Items from a figure collection:
______________________________

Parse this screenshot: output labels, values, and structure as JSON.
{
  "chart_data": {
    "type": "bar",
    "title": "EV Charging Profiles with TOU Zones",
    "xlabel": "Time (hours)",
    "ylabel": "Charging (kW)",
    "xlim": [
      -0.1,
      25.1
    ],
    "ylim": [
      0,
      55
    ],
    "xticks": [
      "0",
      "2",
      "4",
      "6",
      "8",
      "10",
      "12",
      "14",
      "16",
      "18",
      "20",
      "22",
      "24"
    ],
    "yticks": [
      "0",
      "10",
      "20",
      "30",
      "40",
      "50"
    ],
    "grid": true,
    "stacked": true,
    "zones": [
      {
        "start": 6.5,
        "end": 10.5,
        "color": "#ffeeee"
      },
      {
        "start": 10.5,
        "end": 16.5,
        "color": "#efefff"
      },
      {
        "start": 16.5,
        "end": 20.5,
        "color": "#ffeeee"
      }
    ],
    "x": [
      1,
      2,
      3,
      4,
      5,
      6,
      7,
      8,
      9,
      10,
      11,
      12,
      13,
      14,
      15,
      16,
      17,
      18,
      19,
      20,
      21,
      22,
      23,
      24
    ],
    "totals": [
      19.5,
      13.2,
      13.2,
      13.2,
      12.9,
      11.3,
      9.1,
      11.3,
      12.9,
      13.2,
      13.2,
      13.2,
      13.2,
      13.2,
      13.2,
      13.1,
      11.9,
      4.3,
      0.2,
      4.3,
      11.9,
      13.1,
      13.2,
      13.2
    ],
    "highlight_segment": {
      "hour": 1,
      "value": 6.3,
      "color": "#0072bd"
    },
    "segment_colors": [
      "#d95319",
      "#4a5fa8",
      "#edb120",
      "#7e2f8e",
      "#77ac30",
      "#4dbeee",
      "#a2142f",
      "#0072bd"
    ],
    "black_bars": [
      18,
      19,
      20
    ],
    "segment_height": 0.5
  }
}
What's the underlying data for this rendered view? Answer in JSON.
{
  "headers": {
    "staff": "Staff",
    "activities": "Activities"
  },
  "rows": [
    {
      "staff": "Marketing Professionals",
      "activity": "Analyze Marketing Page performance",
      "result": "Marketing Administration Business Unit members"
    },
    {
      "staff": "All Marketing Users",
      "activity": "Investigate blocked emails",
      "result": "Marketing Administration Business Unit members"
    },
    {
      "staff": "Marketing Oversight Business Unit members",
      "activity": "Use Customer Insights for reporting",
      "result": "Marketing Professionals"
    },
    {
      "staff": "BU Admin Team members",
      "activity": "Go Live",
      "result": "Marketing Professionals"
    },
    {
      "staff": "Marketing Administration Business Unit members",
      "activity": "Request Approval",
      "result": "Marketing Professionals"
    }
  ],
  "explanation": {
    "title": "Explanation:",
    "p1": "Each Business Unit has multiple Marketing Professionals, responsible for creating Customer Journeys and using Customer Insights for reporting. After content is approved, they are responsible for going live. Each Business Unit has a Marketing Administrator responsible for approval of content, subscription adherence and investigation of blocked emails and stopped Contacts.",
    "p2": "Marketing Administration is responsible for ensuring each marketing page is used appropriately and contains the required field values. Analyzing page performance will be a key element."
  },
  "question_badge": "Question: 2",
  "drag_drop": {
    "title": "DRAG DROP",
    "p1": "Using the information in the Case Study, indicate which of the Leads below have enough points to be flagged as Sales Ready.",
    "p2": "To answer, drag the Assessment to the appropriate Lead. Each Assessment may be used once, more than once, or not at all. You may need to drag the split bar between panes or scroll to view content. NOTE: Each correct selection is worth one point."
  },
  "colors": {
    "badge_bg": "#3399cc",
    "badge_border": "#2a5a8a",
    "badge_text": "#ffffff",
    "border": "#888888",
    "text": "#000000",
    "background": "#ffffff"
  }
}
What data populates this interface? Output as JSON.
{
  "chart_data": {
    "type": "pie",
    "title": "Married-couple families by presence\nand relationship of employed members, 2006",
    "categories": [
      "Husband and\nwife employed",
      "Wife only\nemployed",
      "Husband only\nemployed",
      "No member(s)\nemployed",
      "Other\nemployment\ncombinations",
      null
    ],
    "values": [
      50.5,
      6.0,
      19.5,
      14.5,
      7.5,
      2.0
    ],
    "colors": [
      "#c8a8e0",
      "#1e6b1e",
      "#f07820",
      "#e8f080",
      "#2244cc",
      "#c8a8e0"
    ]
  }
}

______________________________

▶ [EXERCISE] Retype all the material above precisely, with no line left out.

▶ [RESPONSE BELOW]
Parse this screenshot: output labels, values, and structure as JSON.
{
  "chart_data": {
    "type": "bar",
    "title": "EV Charging Profiles with TOU Zones",
    "xlabel": "Time (hours)",
    "ylabel": "Charging (kW)",
    "xlim": [
      -0.1,
      25.1
    ],
    "ylim": [
      0,
      55
    ],
    "xticks": [
      "0",
      "2",
      "4",
      "6",
      "8",
      "10",
      "12",
      "14",
      "16",
      "18",
      "20",
      "22",
      "24"
    ],
    "yticks": [
      "0",
      "10",
      "20",
      "30",
      "40",
      "50"
    ],
    "grid": true,
    "stacked": true,
    "zones": [
      {
        "start": 6.5,
        "end": 10.5,
        "color": "#ffeeee"
      },
      {
        "start": 10.5,
        "end": 16.5,
        "color": "#efefff"
      },
      {
        "start": 16.5,
        "end": 20.5,
        "color": "#ffeeee"
      }
    ],
    "x": [
      1,
      2,
      3,
      4,
      5,
      6,
      7,
      8,
      9,
      10,
      11,
      12,
      13,
      14,
      15,
      16,
      17,
      18,
      19,
      20,
      21,
      22,
      23,
      24
    ],
    "totals": [
      19.5,
      13.2,
      13.2,
      13.2,
      12.9,
      11.3,
      9.1,
      11.3,
      12.9,
      13.2,
      13.2,
      13.2,
      13.2,
      13.2,
      13.2,
      13.1,
      11.9,
      4.3,
      0.2,
      4.3,
      11.9,
      13.1,
      13.2,
      13.2
    ],
    "highlight_segment": {
      "hour": 1,
      "value": 6.3,
      "color": "#0072bd"
    },
    "segment_colors": [
      "#d95319",
      "#4a5fa8",
      "#edb120",
      "#7e2f8e",
      "#77ac30",
      "#4dbeee",
      "#a2142f",
      "#0072bd"
    ],
    "black_bars": [
      18,
      19,
      20
    ],
    "segment_height": 0.5
  }
}
What's the underlying data for this rendered view? Answer in JSON.
{
  "headers": {
    "staff": "Staff",
    "activities": "Activities"
  },
  "rows": [
    {
      "staff": "Marketing Professionals",
      "activity": "Analyze Marketing Page performance",
      "result": "Marketing Administration Business Unit members"
    },
    {
      "staff": "All Marketing Users",
      "activity": "Investigate blocked emails",
      "result": "Marketing Administration Business Unit members"
    },
    {
      "staff": "Marketing Oversight Business Unit members",
      "activity": "Use Customer Insights for reporting",
      "result": "Marketing Professionals"
    },
    {
      "staff": "BU Admin Team members",
      "activity": "Go Live",
      "result": "Marketing Professionals"
    },
    {
      "staff": "Marketing Administration Business Unit members",
      "activity": "Request Approval",
      "result": "Marketing Professionals"
    }
  ],
  "explanation": {
    "title": "Explanation:",
    "p1": "Each Business Unit has multiple Marketing Professionals, responsible for creating Customer Journeys and using Customer Insights for reporting. After content is approved, they are responsible for going live. Each Business Unit has a Marketing Administrator responsible for approval of content, subscription adherence and investigation of blocked emails and stopped Contacts.",
    "p2": "Marketing Administration is responsible for ensuring each marketing page is used appropriately and contains the required field values. Analyzing page performance will be a key element."
  },
  "question_badge": "Question: 2",
  "drag_drop": {
    "title": "DRAG DROP",
    "p1": "Using the information in the Case Study, indicate which of the Leads below have enough points to be flagged as Sales Ready.",
    "p2": "To answer, drag the Assessment to the appropriate Lead. Each Assessment may be used once, more than once, or not at all. You may need to drag the split bar between panes or scroll to view content. NOTE: Each correct selection is worth one point."
  },
  "colors": {
    "badge_bg": "#3399cc",
    "badge_border": "#2a5a8a",
    "badge_text": "#ffffff",
    "border": "#888888",
    "text": "#000000",
    "background": "#ffffff"
  }
}
What data populates this interface? Output as JSON.
{
  "chart_data": {
    "type": "pie",
    "title": "Married-couple families by presence\nand relationship of employed members, 2006",
    "categories": [
      "Husband and\nwife employed",
      "Wife only\nemployed",
      "Husband only\nemployed",
      "No member(s)\nemployed",
      "Other\nemployment\ncombinations",
      null
    ],
    "values": [
      50.5,
      6.0,
      19.5,
      14.5,
      7.5,
      2.0
    ],
    "colors": [
      "#c8a8e0",
      "#1e6b1e",
      "#f07820",
      "#e8f080",
      "#2244cc",
      "#c8a8e0"
    ]
  }
}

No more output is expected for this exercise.